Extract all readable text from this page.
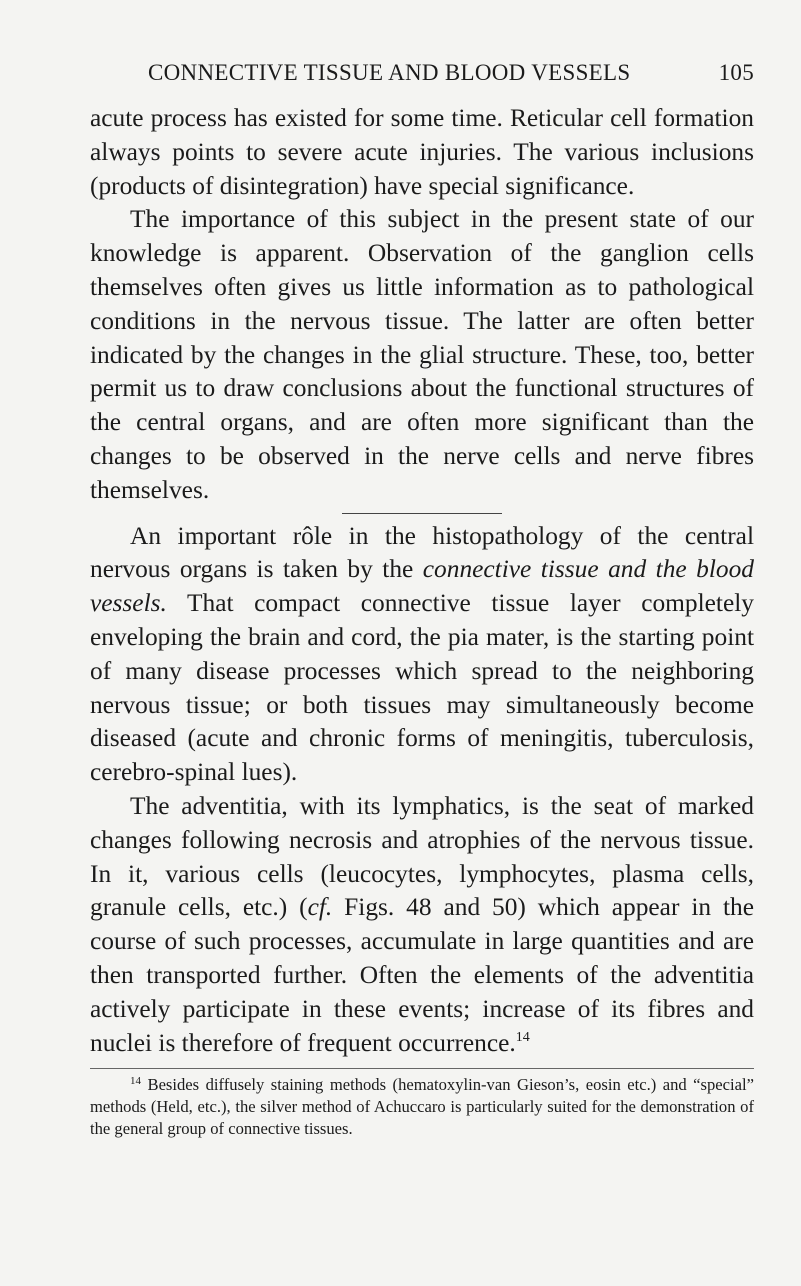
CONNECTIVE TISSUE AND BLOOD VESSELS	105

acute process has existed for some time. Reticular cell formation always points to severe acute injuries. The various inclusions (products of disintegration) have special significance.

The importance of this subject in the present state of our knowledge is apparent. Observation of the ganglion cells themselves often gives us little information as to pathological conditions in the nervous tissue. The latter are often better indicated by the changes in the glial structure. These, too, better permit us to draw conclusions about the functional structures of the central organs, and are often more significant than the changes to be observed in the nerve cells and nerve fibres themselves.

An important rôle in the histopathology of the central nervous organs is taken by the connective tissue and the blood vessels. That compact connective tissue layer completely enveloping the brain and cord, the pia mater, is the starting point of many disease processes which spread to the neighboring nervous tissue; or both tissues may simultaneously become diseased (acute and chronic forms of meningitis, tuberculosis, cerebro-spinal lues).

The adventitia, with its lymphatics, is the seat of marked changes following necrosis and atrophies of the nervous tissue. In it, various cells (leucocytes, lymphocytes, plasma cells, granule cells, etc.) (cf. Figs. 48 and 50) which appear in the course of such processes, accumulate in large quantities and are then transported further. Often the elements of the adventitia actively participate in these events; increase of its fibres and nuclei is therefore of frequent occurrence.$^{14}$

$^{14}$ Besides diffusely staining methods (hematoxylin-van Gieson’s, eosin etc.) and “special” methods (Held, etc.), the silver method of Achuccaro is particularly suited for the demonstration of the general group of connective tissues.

· · · · ·

Task requirements: In the records above, locate every line with the string "organs" and copy it.

Solution:
The importance of this subject in the present state of our knowledge is apparent. Observation of the ganglion cells themselves often gives us little information as to pathological conditions in the nervous tissue. The latter are often better indicated by the changes in the glial structure. These, too, better permit us to draw conclusions about the functional structures of the central organs, and are often more significant than the changes to be observed in the nerve cells and nerve fibres themselves.
An important rôle in the histopathology of the central nervous organs is taken by the connective tissue and the blood vessels. That compact connective tissue layer completely enveloping the brain and cord, the pia mater, is the starting point of many disease processes which spread to the neighboring nervous tissue; or both tissues may simultaneously become diseased (acute and chronic forms of meningitis, tuberculosis, cerebro-spinal lues).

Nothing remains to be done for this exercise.